BEGIN Data lines
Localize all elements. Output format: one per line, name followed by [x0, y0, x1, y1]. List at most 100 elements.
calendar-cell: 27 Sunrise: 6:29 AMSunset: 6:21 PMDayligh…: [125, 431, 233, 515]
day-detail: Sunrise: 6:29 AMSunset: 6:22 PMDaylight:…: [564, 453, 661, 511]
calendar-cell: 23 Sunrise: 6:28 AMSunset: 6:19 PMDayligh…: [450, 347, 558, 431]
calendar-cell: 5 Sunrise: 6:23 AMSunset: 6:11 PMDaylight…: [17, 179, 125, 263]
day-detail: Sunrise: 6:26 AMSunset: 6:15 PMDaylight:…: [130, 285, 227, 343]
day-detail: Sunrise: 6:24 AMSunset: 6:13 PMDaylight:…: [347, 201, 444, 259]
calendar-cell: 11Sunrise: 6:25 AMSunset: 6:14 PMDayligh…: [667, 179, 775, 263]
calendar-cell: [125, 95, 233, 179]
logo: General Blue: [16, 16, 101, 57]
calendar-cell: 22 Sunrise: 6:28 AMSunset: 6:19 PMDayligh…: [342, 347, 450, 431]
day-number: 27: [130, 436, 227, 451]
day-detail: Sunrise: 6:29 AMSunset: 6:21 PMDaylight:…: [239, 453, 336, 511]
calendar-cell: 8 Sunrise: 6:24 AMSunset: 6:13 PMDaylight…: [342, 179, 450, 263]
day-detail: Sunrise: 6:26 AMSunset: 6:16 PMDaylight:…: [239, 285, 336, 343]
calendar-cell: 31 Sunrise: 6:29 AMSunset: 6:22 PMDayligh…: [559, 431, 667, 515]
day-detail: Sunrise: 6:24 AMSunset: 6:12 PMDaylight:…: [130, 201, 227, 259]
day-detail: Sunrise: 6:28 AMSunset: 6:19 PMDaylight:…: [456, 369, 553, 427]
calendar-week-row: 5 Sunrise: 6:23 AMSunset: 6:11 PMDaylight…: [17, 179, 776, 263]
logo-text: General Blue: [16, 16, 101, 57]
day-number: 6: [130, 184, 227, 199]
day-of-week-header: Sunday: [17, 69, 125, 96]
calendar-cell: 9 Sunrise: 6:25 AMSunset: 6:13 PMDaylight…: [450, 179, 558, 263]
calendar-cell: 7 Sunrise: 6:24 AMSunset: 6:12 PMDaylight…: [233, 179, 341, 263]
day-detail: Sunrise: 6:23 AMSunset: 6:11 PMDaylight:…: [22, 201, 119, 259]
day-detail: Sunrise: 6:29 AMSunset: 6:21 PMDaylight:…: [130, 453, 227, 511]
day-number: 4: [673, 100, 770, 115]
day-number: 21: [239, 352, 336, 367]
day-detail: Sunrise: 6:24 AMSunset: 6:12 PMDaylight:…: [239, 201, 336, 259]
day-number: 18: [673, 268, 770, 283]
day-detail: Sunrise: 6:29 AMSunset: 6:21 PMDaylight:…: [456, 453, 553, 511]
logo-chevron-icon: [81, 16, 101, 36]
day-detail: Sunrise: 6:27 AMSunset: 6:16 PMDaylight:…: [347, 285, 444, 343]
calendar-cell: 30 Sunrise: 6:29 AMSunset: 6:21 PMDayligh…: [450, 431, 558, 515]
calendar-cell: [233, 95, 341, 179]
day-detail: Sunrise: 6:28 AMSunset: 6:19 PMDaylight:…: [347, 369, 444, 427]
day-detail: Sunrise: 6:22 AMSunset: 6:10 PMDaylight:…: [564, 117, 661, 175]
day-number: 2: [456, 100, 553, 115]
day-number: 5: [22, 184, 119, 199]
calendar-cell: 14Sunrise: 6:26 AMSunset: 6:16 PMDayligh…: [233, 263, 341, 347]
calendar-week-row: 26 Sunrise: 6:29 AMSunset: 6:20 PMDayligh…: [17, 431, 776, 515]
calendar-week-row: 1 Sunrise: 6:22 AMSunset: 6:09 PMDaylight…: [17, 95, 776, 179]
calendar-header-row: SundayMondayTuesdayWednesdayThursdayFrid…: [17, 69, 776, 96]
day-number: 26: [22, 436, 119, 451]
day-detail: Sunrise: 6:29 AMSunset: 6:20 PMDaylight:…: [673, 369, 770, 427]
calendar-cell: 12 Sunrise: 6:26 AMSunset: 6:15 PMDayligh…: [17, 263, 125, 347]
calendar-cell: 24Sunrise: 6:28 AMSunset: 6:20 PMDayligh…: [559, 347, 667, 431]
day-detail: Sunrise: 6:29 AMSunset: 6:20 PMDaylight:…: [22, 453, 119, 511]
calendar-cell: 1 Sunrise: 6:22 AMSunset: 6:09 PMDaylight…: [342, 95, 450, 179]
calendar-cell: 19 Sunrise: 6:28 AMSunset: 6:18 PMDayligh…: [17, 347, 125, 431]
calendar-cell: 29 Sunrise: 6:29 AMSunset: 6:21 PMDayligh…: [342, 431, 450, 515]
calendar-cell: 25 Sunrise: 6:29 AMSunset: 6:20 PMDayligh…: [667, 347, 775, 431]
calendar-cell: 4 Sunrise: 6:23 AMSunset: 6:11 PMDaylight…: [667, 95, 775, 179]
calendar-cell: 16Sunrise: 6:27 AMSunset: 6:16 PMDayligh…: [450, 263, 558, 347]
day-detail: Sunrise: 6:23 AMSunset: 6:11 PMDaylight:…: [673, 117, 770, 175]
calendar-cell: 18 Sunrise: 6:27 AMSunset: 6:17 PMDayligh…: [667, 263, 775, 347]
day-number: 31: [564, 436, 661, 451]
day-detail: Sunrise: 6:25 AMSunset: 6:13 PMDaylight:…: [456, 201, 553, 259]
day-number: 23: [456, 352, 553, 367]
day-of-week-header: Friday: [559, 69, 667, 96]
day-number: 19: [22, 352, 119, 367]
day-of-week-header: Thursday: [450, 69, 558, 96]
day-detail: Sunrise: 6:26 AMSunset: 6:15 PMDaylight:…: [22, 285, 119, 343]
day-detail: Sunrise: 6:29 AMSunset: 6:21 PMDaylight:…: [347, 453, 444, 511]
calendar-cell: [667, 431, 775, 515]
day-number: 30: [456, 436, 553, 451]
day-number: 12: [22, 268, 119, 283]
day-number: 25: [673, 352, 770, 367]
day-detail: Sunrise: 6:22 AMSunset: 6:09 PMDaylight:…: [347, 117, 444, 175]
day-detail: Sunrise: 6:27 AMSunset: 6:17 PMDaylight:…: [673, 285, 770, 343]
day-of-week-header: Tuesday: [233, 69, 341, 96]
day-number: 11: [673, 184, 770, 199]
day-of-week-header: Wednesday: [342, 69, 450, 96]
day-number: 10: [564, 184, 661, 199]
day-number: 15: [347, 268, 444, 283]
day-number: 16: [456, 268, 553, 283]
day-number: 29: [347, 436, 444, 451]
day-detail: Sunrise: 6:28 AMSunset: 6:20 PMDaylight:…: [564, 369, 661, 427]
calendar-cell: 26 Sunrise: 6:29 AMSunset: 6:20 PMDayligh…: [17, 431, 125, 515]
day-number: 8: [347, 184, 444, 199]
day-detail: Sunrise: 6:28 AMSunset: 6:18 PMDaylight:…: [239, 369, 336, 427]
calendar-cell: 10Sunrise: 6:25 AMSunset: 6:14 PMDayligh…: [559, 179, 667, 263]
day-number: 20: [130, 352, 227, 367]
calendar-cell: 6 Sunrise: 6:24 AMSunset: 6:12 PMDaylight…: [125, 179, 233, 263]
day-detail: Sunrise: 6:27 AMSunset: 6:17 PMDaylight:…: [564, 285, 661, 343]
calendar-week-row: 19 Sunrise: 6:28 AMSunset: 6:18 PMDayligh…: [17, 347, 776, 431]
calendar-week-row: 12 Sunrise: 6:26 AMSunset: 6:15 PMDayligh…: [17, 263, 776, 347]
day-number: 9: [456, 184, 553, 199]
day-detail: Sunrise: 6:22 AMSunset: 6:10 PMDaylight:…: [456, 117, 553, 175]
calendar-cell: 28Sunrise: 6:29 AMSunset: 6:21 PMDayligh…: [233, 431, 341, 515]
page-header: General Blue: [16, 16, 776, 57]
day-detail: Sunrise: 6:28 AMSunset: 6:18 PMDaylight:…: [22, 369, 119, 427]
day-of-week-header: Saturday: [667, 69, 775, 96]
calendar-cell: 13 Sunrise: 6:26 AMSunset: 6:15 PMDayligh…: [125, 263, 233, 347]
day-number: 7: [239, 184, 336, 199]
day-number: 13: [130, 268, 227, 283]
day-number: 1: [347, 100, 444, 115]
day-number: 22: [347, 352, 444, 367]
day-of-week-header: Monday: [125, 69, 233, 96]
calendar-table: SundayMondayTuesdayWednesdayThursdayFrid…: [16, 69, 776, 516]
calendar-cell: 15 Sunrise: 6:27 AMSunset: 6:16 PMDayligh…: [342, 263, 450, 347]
END Data lines
Please reproduce the entries from the start up to and including the line with "day-detail: Sunrise: 6:26 AMSunset: 6:16", and give only those lines. Substitute "date-cell" for "calendar-cell" and leave everything else unchanged.

Localize all elements. Output format: one per line, name followed by [x0, y0, x1, y1]. List at most 100 elements.
date-cell: 27 Sunrise: 6:29 AMSunset: 6:21 PMDayligh…: [125, 431, 233, 515]
day-detail: Sunrise: 6:29 AMSunset: 6:22 PMDaylight:…: [564, 453, 661, 511]
date-cell: 23 Sunrise: 6:28 AMSunset: 6:19 PMDayligh…: [450, 347, 558, 431]
date-cell: 5 Sunrise: 6:23 AMSunset: 6:11 PMDaylight…: [17, 179, 125, 263]
day-detail: Sunrise: 6:26 AMSunset: 6:15 PMDaylight:…: [130, 285, 227, 343]
day-detail: Sunrise: 6:24 AMSunset: 6:13 PMDaylight:…: [347, 201, 444, 259]
date-cell: 11Sunrise: 6:25 AMSunset: 6:14 PMDayligh…: [667, 179, 775, 263]
date-cell: [125, 95, 233, 179]
logo: General Blue: [16, 16, 101, 57]
date-cell: 22 Sunrise: 6:28 AMSunset: 6:19 PMDayligh…: [342, 347, 450, 431]
day-number: 27: [130, 436, 227, 451]
day-detail: Sunrise: 6:29 AMSunset: 6:21 PMDaylight:…: [239, 453, 336, 511]
date-cell: 8 Sunrise: 6:24 AMSunset: 6:13 PMDaylight…: [342, 179, 450, 263]
day-detail: Sunrise: 6:26 AMSunset: 6:16 PMDaylight:…: [239, 285, 336, 343]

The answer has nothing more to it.